[Task details]: Write out the data below exactly as given, without any of its pictures.
═══ Excerpted records
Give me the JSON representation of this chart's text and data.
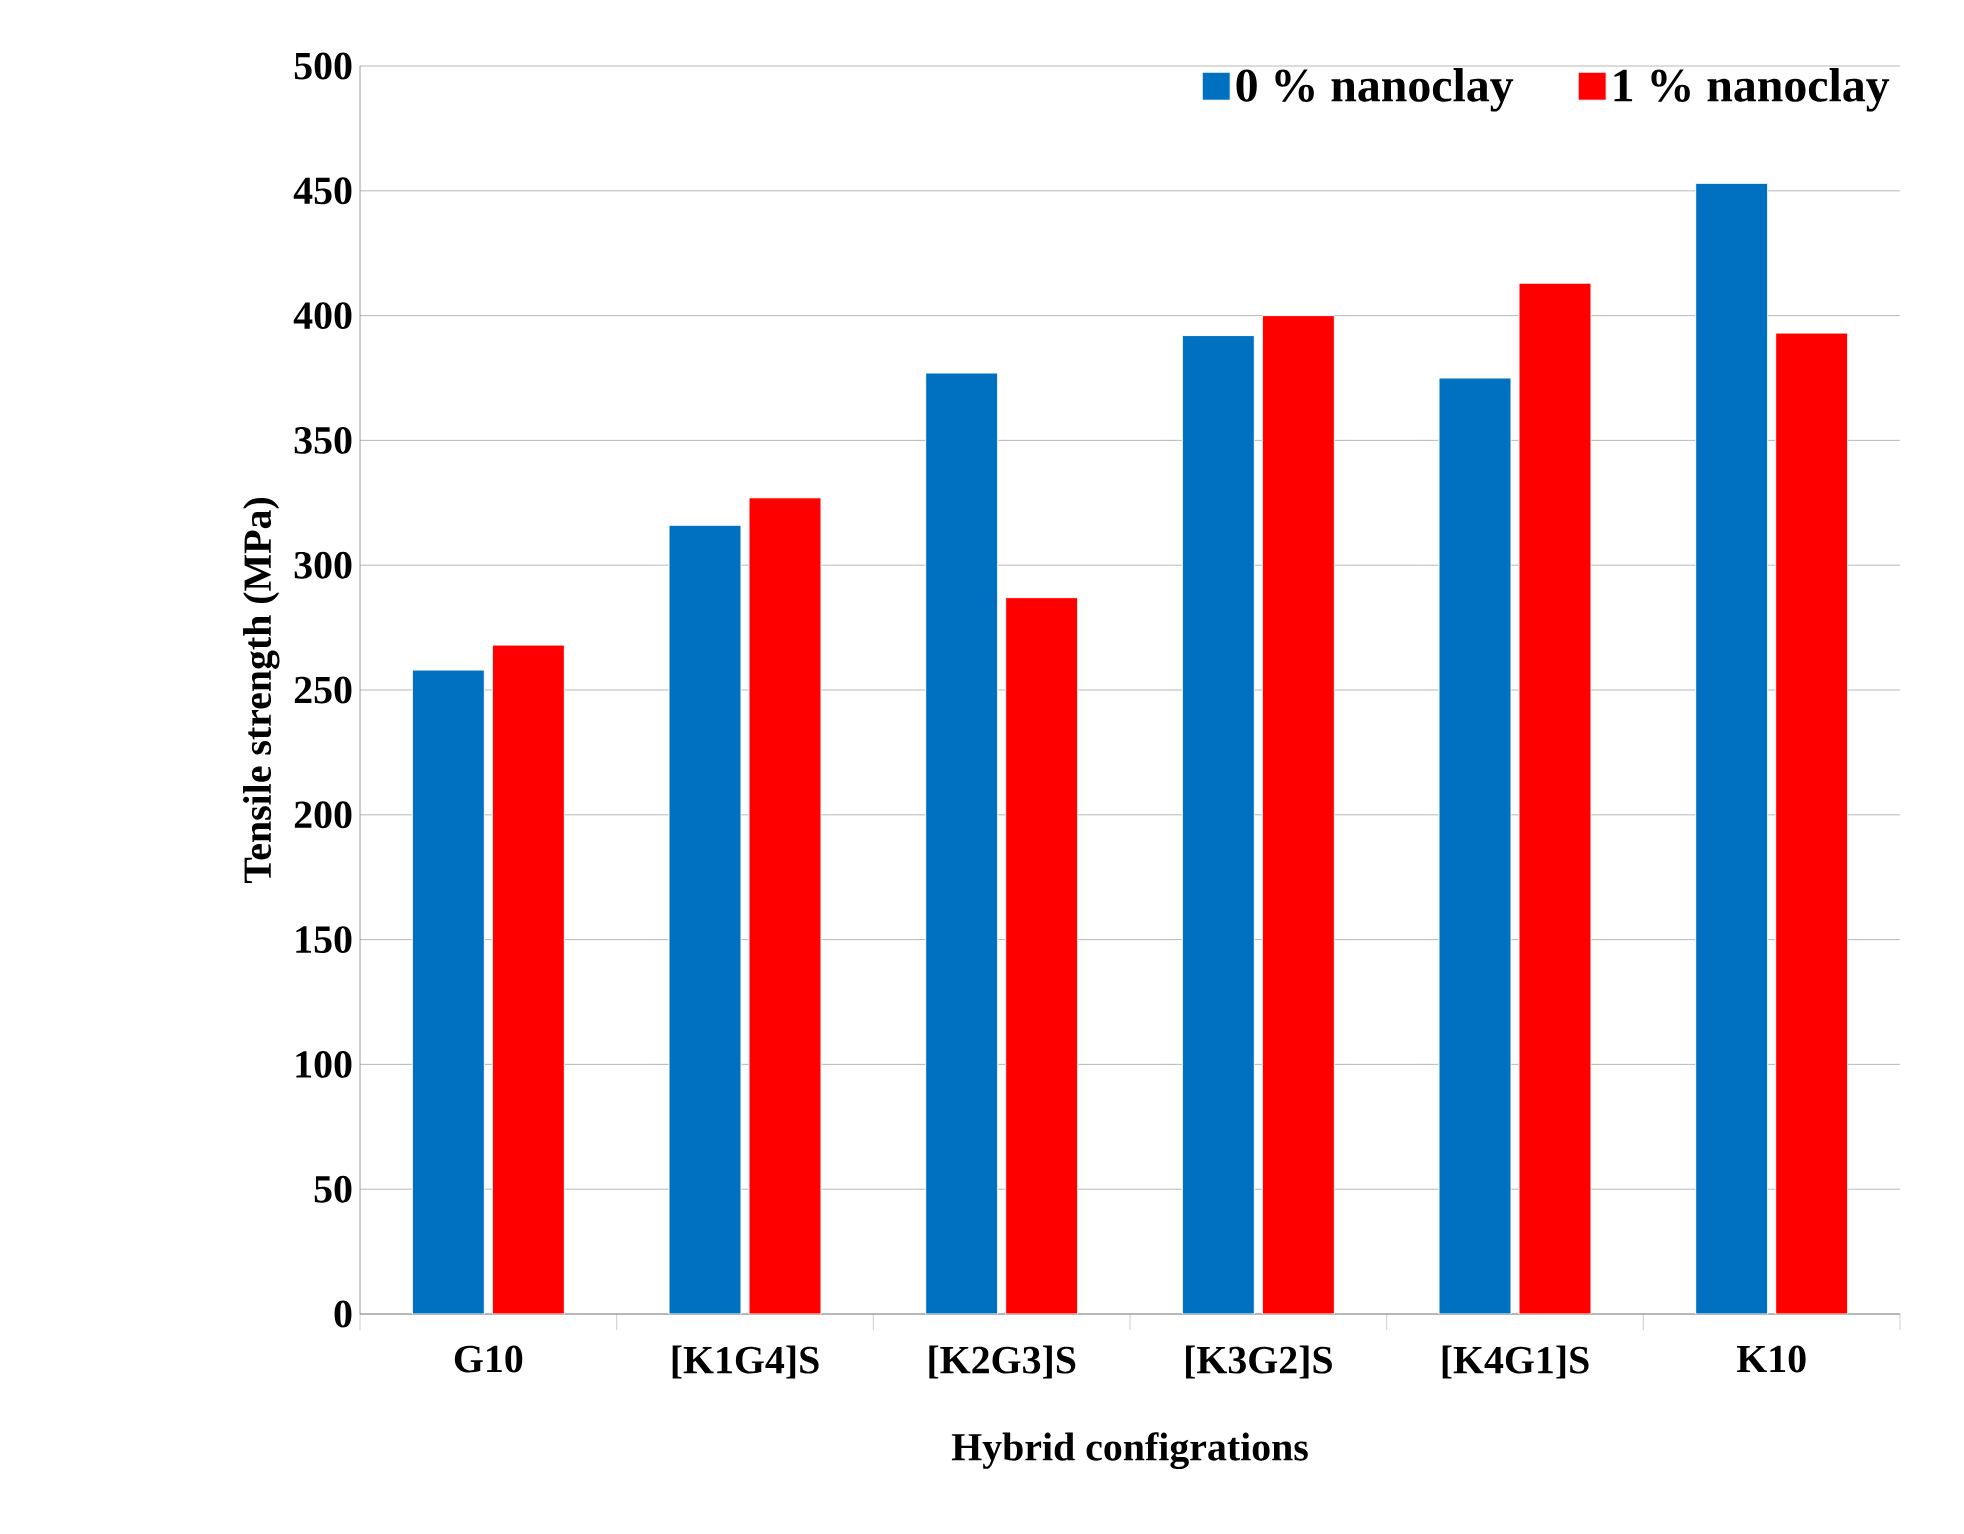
{
  "chart_data": {
    "type": "bar",
    "xlabel": "Hybrid configrations",
    "ylabel": "Tensile strength (MPa)",
    "categories": [
      "G10",
      "[K1G4]S",
      "[K2G3]S",
      "[K3G2]S",
      "[K4G1]S",
      "K10"
    ],
    "series": [
      {
        "name": "0 % nanoclay",
        "color": "#0070c0",
        "values": [
          258,
          316,
          377,
          392,
          375,
          453
        ]
      },
      {
        "name": "1 % nanoclay",
        "color": "#ff0000",
        "values": [
          268,
          327,
          287,
          400,
          413,
          393
        ]
      }
    ],
    "ylim": [
      0,
      500
    ],
    "yticks": [
      0,
      50,
      100,
      150,
      200,
      250,
      300,
      350,
      400,
      450,
      500
    ],
    "grid": "y",
    "legend": "top right"
  }
}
══════
[Response to the task]:
Give me the JSON representation of this chart's text and data.
{
  "chart_data": {
    "type": "bar",
    "xlabel": "Hybrid configrations",
    "ylabel": "Tensile strength (MPa)",
    "categories": [
      "G10",
      "[K1G4]S",
      "[K2G3]S",
      "[K3G2]S",
      "[K4G1]S",
      "K10"
    ],
    "series": [
      {
        "name": "0 % nanoclay",
        "color": "#0070c0",
        "values": [
          258,
          316,
          377,
          392,
          375,
          453
        ]
      },
      {
        "name": "1 % nanoclay",
        "color": "#ff0000",
        "values": [
          268,
          327,
          287,
          400,
          413,
          393
        ]
      }
    ],
    "ylim": [
      0,
      500
    ],
    "yticks": [
      0,
      50,
      100,
      150,
      200,
      250,
      300,
      350,
      400,
      450,
      500
    ],
    "grid": "y",
    "legend": "top right"
  }
}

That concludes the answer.